RECORDED INFORMATION:
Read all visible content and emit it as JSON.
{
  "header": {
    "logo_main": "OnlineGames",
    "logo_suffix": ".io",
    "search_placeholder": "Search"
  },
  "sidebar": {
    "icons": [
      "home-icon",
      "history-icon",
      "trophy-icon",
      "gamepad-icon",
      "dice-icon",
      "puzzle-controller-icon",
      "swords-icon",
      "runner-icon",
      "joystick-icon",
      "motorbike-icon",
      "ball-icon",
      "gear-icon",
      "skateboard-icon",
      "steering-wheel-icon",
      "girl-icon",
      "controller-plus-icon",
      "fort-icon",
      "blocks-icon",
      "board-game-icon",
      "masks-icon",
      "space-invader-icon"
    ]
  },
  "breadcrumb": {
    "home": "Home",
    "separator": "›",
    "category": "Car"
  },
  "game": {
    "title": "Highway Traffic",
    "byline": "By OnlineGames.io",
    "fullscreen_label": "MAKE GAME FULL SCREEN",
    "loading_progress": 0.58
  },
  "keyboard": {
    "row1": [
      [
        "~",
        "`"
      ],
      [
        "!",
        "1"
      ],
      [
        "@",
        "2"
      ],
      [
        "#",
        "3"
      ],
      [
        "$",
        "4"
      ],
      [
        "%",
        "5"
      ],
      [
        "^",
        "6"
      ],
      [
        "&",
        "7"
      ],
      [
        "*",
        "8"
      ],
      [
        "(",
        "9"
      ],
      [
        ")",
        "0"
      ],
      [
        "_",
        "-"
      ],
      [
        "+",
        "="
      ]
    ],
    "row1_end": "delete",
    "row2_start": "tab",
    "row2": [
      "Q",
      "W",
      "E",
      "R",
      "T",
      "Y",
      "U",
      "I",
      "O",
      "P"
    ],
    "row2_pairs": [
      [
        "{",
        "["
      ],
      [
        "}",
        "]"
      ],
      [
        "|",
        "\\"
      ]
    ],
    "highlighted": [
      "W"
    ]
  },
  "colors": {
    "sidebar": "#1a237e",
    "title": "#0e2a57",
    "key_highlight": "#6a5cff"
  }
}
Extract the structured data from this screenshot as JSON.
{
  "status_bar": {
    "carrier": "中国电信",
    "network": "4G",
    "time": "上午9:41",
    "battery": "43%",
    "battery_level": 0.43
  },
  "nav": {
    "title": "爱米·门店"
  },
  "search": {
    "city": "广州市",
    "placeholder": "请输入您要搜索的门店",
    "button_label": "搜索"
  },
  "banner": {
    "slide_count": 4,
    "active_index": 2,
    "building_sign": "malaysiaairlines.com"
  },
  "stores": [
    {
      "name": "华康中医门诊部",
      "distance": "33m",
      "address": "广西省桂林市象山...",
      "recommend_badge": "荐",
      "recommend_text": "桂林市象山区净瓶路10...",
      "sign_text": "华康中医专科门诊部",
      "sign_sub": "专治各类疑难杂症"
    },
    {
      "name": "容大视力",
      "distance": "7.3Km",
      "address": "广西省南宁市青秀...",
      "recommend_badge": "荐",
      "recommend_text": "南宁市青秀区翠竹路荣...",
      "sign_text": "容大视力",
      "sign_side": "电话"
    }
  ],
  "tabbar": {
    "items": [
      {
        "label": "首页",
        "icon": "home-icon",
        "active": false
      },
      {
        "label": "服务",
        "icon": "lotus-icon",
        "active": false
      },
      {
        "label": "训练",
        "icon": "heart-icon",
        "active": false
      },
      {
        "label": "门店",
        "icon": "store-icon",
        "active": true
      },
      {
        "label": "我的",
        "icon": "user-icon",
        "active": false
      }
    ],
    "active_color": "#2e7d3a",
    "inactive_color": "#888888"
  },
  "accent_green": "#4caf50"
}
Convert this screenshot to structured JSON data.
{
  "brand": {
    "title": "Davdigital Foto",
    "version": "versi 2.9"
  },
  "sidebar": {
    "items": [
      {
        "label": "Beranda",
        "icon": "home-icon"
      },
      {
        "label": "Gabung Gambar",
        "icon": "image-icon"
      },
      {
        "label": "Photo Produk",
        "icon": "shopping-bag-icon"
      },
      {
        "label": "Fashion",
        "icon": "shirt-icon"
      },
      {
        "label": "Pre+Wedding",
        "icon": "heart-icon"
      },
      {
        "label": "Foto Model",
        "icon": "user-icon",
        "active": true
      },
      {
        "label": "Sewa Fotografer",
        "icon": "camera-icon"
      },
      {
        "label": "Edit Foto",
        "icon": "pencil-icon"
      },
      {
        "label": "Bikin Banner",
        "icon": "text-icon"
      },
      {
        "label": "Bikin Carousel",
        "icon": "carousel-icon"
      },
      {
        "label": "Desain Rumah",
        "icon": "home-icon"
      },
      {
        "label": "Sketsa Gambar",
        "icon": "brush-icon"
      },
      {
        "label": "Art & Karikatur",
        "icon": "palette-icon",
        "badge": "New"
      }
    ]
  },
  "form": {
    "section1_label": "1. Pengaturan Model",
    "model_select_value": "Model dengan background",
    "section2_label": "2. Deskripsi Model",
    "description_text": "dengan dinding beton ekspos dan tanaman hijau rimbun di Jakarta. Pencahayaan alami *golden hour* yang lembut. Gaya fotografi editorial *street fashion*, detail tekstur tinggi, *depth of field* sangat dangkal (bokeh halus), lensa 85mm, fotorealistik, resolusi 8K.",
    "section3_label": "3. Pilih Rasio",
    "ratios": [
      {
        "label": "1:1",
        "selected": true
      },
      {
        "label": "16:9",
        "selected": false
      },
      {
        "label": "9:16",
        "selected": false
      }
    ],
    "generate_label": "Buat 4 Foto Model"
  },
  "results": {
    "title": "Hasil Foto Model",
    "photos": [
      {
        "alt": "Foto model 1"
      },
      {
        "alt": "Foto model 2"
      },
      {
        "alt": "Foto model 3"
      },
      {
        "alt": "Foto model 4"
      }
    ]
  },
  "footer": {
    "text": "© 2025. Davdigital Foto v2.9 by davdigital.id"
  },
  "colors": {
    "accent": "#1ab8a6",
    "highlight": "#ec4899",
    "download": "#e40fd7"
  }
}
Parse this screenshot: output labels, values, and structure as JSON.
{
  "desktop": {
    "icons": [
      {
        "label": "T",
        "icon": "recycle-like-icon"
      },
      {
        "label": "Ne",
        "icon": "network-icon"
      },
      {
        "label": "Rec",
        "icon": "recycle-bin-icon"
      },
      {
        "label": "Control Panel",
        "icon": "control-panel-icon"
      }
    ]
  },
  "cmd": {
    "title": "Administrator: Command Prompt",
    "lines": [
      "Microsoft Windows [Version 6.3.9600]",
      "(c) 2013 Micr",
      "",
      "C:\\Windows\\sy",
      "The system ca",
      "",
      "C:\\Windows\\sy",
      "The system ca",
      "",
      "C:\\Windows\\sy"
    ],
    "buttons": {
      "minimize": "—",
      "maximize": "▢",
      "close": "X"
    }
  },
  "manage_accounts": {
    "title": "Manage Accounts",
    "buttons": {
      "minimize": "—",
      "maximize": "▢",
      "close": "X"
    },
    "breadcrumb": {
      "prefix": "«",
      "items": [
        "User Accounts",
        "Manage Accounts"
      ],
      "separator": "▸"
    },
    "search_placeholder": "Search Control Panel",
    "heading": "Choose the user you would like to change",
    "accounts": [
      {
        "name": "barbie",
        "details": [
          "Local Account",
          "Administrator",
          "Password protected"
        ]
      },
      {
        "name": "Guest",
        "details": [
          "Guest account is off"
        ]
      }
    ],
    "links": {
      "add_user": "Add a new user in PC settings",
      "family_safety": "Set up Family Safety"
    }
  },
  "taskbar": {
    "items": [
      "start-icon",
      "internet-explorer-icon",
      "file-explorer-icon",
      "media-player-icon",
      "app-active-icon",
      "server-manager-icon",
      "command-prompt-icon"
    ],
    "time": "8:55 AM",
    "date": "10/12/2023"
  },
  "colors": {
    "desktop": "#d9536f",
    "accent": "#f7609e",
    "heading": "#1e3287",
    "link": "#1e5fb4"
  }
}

GIVEN REQUEST: Tally the lines in the entries above that hold the word "data". Reply with nothing but that count.

RESPONSE TO THIS TASK: 2